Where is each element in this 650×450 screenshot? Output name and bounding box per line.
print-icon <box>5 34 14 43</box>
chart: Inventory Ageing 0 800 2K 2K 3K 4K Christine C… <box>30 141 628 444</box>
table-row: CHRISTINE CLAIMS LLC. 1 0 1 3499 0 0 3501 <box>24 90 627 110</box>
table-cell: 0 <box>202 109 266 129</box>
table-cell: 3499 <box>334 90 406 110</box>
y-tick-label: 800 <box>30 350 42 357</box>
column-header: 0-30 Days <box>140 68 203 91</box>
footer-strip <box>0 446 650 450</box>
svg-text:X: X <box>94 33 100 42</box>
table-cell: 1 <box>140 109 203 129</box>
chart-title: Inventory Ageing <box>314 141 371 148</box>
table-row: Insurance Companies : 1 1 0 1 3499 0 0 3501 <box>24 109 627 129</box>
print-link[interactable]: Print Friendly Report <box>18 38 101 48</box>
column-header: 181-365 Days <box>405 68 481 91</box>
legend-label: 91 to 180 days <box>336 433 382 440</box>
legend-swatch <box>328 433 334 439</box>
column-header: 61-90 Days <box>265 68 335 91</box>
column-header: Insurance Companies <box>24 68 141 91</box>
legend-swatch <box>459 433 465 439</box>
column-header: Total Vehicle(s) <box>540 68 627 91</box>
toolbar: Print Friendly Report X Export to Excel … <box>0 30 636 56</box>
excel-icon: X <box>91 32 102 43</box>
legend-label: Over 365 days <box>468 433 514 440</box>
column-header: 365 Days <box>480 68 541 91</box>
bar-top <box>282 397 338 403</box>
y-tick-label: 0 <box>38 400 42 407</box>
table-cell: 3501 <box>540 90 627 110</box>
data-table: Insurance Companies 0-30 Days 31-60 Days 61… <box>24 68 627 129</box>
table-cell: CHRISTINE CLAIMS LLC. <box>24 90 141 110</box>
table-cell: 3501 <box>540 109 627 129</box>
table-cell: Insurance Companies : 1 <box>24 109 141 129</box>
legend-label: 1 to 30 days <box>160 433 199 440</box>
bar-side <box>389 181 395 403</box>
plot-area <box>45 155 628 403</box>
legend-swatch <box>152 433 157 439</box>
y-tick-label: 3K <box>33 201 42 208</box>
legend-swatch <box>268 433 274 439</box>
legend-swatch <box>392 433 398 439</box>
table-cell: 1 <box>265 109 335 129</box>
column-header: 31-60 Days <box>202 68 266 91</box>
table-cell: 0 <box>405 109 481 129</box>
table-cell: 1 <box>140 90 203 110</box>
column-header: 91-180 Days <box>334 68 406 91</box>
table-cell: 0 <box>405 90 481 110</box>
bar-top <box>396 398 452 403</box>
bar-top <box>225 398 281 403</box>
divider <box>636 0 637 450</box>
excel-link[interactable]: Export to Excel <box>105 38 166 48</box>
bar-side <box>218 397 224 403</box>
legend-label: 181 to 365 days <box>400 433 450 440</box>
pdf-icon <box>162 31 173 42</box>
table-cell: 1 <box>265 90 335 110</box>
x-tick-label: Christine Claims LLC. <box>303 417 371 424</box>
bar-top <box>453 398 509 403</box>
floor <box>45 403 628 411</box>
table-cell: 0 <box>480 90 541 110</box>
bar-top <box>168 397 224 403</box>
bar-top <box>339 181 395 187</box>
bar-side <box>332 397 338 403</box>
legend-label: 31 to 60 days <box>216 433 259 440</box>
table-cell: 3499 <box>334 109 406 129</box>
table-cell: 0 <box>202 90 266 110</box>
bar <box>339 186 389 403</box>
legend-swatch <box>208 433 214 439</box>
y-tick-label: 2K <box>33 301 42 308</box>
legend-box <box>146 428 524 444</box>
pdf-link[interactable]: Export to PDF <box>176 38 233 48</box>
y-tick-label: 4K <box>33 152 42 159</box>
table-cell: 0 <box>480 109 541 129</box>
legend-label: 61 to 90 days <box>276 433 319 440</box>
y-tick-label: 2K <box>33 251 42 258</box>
* * * *
• **The exercise**
Reproduce every line of the records above verbatim, keeping each character, bounding box, and the original line order unchanged.

• **Task solution**
Where is each element in this 650×450 screenshot? Output name and bounding box per line.
print-icon <box>5 34 14 43</box>
chart: Inventory Ageing 0 800 2K 2K 3K 4K Christine C… <box>30 141 628 444</box>
table-row: CHRISTINE CLAIMS LLC. 1 0 1 3499 0 0 3501 <box>24 90 627 110</box>
table-cell: 0 <box>202 109 266 129</box>
table-cell: 3499 <box>334 90 406 110</box>
y-tick-label: 800 <box>30 350 42 357</box>
column-header: 0-30 Days <box>140 68 203 91</box>
footer-strip <box>0 446 650 450</box>
svg-text:X: X <box>94 33 100 42</box>
table-cell: 1 <box>140 109 203 129</box>
chart-title: Inventory Ageing <box>314 141 371 148</box>
table-row: Insurance Companies : 1 1 0 1 3499 0 0 3501 <box>24 109 627 129</box>
print-link[interactable]: Print Friendly Report <box>18 38 101 48</box>
column-header: 181-365 Days <box>405 68 481 91</box>
legend-label: 91 to 180 days <box>336 433 382 440</box>
legend-swatch <box>328 433 334 439</box>
column-header: 61-90 Days <box>265 68 335 91</box>
column-header: Insurance Companies <box>24 68 141 91</box>
legend-swatch <box>459 433 465 439</box>
column-header: Total Vehicle(s) <box>540 68 627 91</box>
toolbar: Print Friendly Report X Export to Excel … <box>0 30 636 56</box>
excel-icon: X <box>91 32 102 43</box>
legend-label: Over 365 days <box>468 433 514 440</box>
column-header: 365 Days <box>480 68 541 91</box>
bar-top <box>282 397 338 403</box>
y-tick-label: 0 <box>38 400 42 407</box>
table-cell: 3501 <box>540 90 627 110</box>
data-table: Insurance Companies 0-30 Days 31-60 Days 61… <box>24 68 627 129</box>
table-cell: CHRISTINE CLAIMS LLC. <box>24 90 141 110</box>
table-cell: 3501 <box>540 109 627 129</box>
table-cell: Insurance Companies : 1 <box>24 109 141 129</box>
legend-label: 1 to 30 days <box>160 433 199 440</box>
bar-side <box>389 181 395 403</box>
plot-area <box>45 155 628 403</box>
legend-swatch <box>152 433 157 439</box>
y-tick-label: 3K <box>33 201 42 208</box>
legend-swatch <box>268 433 274 439</box>
legend-swatch <box>392 433 398 439</box>
table-cell: 1 <box>265 109 335 129</box>
column-header: 31-60 Days <box>202 68 266 91</box>
table-cell: 0 <box>405 109 481 129</box>
table-cell: 1 <box>140 90 203 110</box>
column-header: 91-180 Days <box>334 68 406 91</box>
table-cell: 0 <box>405 90 481 110</box>
bar-top <box>396 398 452 403</box>
bar-top <box>225 398 281 403</box>
divider <box>636 0 637 450</box>
excel-link[interactable]: Export to Excel <box>105 38 166 48</box>
bar-side <box>218 397 224 403</box>
legend-label: 181 to 365 days <box>400 433 450 440</box>
pdf-icon <box>162 31 173 42</box>
table-cell: 1 <box>265 90 335 110</box>
x-tick-label: Christine Claims LLC. <box>303 417 371 424</box>
bar-top <box>453 398 509 403</box>
floor <box>45 403 628 411</box>
table-cell: 0 <box>480 90 541 110</box>
bar-top <box>168 397 224 403</box>
bar-top <box>339 181 395 187</box>
bar-side <box>332 397 338 403</box>
legend-label: 31 to 60 days <box>216 433 259 440</box>
table-cell: 3499 <box>334 109 406 129</box>
table-cell: 0 <box>202 90 266 110</box>
bar <box>339 186 389 403</box>
legend-swatch <box>208 433 214 439</box>
y-tick-label: 2K <box>33 301 42 308</box>
legend-box <box>146 428 524 444</box>
pdf-link[interactable]: Export to PDF <box>176 38 233 48</box>
y-tick-label: 4K <box>33 152 42 159</box>
table-cell: 0 <box>480 109 541 129</box>
legend-label: 61 to 90 days <box>276 433 319 440</box>
y-tick-label: 2K <box>33 251 42 258</box>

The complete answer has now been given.